**Figure record listings**

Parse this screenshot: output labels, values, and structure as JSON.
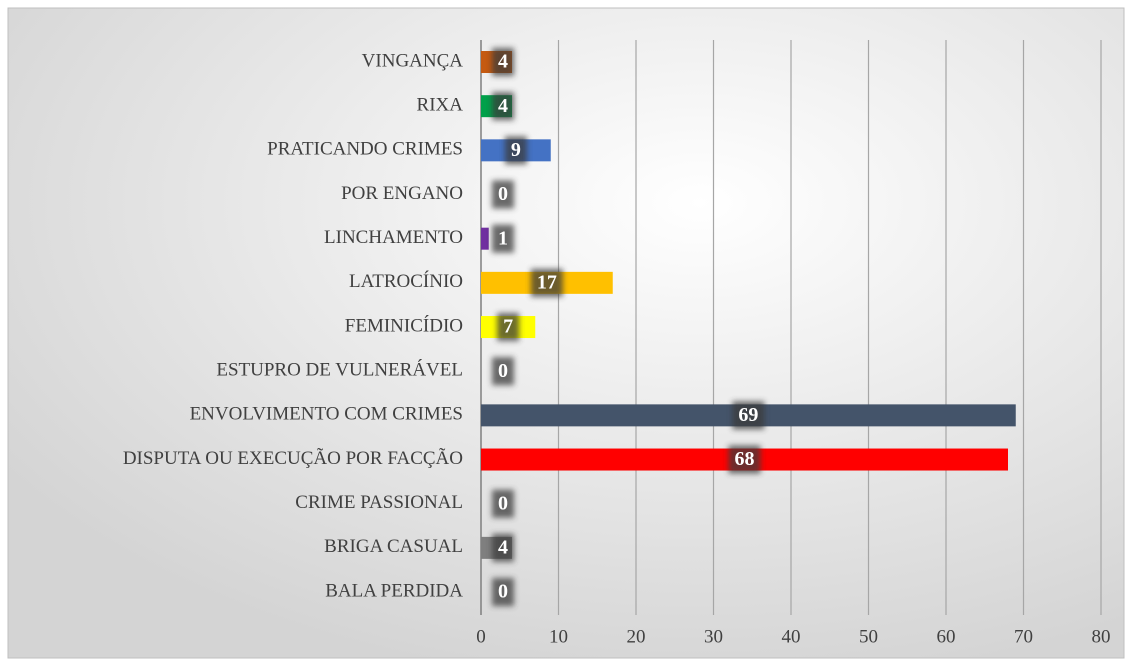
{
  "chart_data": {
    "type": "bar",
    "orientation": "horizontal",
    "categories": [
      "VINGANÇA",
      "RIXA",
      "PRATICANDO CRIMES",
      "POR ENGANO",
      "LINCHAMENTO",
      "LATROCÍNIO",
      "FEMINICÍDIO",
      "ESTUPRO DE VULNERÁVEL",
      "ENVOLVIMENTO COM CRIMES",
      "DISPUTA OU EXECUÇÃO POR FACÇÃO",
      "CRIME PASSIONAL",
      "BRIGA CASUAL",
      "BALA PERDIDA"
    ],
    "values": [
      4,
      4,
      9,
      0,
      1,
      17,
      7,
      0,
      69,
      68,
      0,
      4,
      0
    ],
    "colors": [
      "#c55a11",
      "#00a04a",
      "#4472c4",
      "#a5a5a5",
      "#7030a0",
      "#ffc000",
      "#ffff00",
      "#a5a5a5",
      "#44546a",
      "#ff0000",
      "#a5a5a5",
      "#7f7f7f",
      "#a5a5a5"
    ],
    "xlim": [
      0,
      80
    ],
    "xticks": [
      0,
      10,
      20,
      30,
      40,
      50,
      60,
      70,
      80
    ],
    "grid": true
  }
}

---

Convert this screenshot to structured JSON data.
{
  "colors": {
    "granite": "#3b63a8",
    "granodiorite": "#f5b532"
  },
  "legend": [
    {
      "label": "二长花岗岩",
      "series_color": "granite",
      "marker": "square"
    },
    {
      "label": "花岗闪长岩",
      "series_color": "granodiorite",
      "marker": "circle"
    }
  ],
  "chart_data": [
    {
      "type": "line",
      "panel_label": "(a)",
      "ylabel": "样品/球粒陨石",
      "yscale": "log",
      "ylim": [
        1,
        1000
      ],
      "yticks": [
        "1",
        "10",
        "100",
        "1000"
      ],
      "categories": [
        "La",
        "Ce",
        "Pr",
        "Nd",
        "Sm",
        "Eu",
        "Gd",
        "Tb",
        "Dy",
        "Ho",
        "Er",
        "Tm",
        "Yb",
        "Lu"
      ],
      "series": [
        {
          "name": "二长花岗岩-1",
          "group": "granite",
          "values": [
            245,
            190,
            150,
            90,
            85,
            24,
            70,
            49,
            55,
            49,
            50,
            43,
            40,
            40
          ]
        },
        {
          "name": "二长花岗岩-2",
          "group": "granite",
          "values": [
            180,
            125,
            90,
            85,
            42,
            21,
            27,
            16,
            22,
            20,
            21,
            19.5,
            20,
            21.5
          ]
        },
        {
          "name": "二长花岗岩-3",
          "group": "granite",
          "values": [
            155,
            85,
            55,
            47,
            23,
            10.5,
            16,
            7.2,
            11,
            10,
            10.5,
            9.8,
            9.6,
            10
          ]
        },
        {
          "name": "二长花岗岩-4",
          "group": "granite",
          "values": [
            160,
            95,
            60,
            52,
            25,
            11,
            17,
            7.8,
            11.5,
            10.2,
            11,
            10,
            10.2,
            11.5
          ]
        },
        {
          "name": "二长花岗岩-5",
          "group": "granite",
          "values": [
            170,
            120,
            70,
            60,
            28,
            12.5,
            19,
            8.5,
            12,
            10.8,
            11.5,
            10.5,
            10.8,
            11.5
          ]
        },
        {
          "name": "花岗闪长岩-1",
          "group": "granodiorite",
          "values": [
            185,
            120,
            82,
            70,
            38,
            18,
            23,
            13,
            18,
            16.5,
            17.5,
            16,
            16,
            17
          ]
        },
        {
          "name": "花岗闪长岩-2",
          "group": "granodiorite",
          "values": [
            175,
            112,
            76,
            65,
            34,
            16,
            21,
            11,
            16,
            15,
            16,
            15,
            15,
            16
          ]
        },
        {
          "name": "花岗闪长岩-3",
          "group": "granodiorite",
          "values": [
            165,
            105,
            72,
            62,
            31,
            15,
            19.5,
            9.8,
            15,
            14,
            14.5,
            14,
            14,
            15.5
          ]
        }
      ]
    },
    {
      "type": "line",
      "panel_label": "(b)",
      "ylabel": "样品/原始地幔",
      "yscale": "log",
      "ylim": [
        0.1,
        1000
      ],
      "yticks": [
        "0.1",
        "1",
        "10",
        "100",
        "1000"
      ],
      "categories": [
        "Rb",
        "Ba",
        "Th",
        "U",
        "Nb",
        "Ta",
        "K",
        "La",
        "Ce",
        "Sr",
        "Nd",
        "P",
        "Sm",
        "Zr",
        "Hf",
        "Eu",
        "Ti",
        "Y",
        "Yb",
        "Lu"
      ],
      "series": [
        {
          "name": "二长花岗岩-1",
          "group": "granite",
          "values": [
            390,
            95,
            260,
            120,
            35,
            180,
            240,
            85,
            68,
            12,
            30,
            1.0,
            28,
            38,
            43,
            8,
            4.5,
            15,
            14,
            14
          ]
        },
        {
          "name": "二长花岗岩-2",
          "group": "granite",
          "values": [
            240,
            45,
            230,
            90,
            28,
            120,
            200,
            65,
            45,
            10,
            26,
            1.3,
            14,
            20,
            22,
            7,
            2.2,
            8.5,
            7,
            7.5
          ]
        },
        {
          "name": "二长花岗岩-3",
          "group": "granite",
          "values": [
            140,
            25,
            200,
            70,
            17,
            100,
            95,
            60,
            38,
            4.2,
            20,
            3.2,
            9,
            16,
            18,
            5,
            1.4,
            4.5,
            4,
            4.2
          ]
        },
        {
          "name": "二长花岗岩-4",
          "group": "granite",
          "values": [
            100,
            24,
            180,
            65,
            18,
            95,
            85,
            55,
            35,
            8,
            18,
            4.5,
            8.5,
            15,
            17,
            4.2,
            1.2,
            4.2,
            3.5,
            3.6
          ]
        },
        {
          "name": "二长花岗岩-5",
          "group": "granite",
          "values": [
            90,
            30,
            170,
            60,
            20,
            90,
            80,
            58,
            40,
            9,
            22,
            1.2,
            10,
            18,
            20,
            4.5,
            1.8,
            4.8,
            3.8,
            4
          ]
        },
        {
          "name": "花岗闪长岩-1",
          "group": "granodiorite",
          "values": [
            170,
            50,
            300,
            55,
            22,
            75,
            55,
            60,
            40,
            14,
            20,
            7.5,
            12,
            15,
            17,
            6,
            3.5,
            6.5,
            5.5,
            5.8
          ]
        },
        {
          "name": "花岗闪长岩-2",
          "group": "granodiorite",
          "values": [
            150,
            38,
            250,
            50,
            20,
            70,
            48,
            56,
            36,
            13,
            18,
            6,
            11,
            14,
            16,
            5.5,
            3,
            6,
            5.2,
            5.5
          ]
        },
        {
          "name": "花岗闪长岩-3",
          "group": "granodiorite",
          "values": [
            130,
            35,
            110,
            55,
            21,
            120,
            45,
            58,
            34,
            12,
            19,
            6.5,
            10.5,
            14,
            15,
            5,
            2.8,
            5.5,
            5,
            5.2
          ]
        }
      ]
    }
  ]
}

**What this task involves**
Whenever "CRIMES" turns up in a line, pick that line out.

**Full solution**
      "PRATICANDO CRIMES",
      "ENVOLVIMENTO COM CRIMES",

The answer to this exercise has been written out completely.